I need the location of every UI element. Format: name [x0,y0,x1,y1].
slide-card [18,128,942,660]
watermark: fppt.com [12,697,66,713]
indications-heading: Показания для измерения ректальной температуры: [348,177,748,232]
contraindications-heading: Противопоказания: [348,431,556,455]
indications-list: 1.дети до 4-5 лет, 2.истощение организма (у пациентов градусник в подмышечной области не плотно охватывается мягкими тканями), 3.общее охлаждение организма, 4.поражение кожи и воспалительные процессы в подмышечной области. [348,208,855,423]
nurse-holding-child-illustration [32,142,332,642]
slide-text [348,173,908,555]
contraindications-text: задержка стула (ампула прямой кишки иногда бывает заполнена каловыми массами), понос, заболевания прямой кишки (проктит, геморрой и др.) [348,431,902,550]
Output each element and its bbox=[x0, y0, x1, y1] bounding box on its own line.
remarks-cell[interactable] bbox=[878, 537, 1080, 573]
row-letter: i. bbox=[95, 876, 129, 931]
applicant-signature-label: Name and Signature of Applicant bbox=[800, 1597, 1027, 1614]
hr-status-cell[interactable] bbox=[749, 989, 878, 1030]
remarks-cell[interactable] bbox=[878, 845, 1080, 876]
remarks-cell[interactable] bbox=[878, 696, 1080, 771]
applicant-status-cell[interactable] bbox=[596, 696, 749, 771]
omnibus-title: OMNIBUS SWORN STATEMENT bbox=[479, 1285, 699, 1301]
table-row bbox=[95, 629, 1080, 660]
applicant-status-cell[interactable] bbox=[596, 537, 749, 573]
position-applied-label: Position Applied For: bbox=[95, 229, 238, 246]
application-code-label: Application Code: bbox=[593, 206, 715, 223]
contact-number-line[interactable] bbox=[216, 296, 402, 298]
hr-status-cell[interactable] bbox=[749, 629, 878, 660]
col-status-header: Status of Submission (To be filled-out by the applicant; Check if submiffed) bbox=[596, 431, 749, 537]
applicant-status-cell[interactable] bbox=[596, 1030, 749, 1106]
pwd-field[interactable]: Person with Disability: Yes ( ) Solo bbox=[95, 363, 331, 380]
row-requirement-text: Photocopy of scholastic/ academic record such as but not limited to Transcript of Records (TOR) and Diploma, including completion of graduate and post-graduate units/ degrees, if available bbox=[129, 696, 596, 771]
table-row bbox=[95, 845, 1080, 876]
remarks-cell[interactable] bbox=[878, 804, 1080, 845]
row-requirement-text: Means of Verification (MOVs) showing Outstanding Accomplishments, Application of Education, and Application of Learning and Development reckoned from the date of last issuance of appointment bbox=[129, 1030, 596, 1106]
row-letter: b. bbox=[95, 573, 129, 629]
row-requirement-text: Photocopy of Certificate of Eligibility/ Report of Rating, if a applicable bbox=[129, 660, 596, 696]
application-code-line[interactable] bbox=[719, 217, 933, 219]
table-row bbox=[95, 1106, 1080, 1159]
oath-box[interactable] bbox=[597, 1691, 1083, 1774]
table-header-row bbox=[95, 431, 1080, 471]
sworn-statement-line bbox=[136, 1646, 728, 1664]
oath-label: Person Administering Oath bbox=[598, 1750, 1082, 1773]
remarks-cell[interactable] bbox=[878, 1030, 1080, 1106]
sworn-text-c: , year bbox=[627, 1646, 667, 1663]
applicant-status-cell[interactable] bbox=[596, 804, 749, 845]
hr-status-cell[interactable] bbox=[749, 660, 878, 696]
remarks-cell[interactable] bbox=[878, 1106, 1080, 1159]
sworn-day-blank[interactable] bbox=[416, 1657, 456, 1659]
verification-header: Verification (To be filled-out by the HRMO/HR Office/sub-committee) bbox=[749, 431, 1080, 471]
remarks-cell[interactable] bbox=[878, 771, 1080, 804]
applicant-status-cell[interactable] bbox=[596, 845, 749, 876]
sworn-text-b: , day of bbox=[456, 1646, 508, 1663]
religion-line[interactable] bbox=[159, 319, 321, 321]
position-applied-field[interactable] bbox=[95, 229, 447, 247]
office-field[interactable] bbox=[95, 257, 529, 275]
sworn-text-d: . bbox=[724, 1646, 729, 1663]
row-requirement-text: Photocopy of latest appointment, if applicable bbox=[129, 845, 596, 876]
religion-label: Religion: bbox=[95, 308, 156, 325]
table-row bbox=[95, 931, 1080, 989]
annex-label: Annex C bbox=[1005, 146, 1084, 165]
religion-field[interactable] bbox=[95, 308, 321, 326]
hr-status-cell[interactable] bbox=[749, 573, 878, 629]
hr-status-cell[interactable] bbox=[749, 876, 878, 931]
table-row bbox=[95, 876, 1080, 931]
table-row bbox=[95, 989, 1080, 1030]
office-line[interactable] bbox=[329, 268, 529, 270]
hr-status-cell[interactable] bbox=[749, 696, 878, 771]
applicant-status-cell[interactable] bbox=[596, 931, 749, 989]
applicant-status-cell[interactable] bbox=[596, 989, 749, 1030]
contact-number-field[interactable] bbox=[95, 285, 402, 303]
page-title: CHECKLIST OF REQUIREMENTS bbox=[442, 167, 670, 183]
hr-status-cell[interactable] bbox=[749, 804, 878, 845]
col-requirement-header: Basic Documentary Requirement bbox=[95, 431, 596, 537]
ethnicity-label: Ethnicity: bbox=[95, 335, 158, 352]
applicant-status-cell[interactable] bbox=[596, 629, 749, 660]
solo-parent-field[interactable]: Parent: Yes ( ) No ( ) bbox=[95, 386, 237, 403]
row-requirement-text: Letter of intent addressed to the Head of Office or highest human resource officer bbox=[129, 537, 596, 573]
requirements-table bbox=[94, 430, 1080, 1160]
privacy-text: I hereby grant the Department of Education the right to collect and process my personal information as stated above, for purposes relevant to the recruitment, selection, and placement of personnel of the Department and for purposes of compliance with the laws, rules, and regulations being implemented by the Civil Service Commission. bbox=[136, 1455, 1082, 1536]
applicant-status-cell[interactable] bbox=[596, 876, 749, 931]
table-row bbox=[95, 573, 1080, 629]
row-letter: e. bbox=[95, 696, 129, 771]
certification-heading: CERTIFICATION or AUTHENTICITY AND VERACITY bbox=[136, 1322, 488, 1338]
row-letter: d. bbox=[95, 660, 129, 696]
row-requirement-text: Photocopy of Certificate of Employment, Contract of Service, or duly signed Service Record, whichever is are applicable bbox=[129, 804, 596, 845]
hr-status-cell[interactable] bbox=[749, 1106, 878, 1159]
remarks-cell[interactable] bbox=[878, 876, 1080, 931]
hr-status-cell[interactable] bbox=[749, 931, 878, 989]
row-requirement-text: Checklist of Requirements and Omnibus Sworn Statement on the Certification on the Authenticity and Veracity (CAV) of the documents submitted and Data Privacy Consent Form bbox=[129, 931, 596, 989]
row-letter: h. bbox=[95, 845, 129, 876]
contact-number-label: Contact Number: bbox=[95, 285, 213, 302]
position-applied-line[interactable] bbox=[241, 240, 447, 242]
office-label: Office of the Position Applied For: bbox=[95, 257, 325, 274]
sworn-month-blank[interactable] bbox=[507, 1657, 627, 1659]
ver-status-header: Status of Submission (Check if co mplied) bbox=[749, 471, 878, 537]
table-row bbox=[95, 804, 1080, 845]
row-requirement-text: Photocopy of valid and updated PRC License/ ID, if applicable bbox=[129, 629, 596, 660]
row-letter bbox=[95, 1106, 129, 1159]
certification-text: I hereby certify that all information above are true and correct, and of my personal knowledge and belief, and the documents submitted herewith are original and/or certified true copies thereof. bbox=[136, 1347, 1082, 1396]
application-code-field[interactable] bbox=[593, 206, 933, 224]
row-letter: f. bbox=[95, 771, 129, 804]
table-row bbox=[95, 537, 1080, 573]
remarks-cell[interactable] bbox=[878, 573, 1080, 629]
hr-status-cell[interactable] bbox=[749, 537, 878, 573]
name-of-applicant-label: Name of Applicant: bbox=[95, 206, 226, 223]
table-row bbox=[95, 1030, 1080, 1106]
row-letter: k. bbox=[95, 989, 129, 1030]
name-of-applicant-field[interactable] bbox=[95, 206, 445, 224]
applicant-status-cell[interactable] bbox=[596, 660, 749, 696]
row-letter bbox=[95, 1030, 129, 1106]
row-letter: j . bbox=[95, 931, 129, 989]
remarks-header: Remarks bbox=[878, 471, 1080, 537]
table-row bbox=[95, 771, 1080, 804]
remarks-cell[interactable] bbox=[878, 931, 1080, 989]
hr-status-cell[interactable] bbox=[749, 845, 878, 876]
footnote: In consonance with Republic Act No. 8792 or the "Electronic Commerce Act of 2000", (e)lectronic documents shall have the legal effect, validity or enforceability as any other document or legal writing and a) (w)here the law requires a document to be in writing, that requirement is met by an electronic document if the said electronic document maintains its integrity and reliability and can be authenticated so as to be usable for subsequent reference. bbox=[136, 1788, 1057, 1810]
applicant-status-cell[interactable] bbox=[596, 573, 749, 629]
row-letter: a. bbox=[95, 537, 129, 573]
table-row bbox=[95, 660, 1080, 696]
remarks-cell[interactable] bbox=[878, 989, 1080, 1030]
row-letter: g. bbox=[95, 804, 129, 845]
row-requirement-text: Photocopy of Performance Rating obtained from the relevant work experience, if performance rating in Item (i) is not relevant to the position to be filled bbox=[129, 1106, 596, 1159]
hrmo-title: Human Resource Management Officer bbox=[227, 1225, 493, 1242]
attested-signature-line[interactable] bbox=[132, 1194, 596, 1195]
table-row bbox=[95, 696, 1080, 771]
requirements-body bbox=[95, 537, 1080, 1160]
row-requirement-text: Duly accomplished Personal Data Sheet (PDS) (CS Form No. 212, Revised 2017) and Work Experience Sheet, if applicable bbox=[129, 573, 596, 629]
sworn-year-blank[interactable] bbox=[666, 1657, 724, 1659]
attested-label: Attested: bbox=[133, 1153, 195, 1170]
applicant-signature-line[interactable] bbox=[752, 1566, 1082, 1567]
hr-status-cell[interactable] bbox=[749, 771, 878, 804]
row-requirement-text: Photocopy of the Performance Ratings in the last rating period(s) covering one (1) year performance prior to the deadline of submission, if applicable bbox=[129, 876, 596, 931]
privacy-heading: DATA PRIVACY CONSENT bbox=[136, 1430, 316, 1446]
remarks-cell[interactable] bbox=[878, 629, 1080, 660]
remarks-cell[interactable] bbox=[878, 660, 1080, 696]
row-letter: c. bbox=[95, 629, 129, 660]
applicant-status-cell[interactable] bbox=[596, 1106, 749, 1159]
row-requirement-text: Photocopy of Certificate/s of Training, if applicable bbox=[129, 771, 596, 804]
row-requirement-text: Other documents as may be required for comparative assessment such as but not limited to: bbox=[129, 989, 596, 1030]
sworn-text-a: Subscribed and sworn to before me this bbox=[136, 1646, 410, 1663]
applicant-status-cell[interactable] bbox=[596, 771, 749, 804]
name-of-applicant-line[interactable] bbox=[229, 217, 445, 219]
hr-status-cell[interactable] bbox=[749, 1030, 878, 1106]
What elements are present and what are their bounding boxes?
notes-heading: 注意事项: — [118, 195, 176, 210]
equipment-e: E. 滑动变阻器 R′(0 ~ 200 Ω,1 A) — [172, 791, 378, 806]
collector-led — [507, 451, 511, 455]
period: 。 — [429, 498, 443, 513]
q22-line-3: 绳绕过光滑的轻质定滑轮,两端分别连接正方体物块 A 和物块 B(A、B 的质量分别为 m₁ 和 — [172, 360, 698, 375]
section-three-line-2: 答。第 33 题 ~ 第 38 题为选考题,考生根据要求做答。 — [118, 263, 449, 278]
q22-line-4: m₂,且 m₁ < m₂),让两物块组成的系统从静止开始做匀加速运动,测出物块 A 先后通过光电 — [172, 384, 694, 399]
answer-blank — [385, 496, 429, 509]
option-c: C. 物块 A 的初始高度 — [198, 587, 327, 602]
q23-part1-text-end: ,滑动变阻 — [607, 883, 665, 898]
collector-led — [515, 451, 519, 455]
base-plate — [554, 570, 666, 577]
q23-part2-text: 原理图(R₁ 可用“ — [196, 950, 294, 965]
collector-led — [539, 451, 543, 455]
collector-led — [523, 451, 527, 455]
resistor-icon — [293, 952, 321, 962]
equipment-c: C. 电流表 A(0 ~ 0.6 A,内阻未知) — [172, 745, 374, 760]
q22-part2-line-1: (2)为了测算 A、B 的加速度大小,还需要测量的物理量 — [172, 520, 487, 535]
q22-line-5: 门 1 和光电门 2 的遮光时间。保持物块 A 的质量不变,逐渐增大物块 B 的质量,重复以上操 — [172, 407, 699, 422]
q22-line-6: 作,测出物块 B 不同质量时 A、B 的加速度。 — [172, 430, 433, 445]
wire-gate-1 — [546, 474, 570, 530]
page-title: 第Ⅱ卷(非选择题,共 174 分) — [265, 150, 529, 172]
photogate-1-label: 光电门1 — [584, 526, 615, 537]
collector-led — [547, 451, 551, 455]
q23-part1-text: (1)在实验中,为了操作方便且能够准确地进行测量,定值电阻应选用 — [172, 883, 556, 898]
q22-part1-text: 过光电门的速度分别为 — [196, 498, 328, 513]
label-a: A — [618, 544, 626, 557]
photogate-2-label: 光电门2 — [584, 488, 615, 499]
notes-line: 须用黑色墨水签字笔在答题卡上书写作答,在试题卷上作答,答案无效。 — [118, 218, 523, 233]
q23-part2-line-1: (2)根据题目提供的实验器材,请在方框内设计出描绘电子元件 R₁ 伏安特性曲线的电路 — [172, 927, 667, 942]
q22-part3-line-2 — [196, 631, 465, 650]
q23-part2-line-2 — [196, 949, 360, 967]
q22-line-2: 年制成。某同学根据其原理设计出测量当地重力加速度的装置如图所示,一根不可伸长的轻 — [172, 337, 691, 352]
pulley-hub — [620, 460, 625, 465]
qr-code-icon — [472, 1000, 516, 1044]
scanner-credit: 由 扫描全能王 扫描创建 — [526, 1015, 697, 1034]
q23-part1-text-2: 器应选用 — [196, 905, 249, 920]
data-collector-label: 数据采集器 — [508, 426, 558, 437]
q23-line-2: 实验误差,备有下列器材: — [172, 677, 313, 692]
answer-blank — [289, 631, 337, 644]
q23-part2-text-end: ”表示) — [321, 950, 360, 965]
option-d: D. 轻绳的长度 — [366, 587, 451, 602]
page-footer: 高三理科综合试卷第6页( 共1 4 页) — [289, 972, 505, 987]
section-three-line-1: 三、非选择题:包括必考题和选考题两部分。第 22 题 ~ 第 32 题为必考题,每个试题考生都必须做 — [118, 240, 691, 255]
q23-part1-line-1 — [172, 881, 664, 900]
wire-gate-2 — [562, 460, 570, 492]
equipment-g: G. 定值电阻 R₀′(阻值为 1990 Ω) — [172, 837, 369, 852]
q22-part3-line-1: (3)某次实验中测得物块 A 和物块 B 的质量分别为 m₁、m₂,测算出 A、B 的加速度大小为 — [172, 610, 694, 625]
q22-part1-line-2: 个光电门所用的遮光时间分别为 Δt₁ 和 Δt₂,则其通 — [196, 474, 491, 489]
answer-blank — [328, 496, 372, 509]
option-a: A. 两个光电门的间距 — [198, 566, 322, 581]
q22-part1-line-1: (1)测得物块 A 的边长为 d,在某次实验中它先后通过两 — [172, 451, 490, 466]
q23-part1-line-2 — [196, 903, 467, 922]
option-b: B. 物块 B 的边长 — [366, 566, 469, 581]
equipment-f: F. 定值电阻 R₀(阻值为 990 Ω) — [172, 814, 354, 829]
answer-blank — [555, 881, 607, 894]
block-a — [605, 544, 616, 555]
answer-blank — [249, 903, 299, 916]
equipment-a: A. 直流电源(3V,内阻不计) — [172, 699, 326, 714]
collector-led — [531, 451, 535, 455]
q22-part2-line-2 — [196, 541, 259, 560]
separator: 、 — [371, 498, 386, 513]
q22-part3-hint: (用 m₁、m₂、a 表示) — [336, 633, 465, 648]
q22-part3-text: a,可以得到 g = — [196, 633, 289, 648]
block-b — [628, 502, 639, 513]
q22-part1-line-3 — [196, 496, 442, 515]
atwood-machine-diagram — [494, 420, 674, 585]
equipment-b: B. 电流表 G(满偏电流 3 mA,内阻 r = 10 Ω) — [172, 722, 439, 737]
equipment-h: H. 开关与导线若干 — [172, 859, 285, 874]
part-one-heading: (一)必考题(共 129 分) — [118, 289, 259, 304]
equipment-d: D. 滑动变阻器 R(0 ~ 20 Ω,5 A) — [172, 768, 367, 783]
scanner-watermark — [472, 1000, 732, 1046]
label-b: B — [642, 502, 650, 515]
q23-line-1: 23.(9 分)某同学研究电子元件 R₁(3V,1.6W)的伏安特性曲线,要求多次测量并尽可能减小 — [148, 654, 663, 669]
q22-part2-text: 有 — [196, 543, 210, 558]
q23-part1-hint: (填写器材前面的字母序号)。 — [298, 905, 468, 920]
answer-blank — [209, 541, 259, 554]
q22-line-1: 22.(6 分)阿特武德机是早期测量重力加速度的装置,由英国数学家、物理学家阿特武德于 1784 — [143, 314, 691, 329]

Short problem:
Lay out the data above as a numbered list, from its first line through the line containing "contraindications-heading: Противопоказания: [348,431,556,455]", both included, omitting any blank lines.

Exercise result:
1. I need the location of every UI element. Format: name [x0,y0,x1,y1].
2. slide-card [18,128,942,660]
3. watermark: fppt.com [12,697,66,713]
4. indications-heading: Показания для измерения ректальной температуры: [348,177,748,232]
5. contraindications-heading: Противопоказания: [348,431,556,455]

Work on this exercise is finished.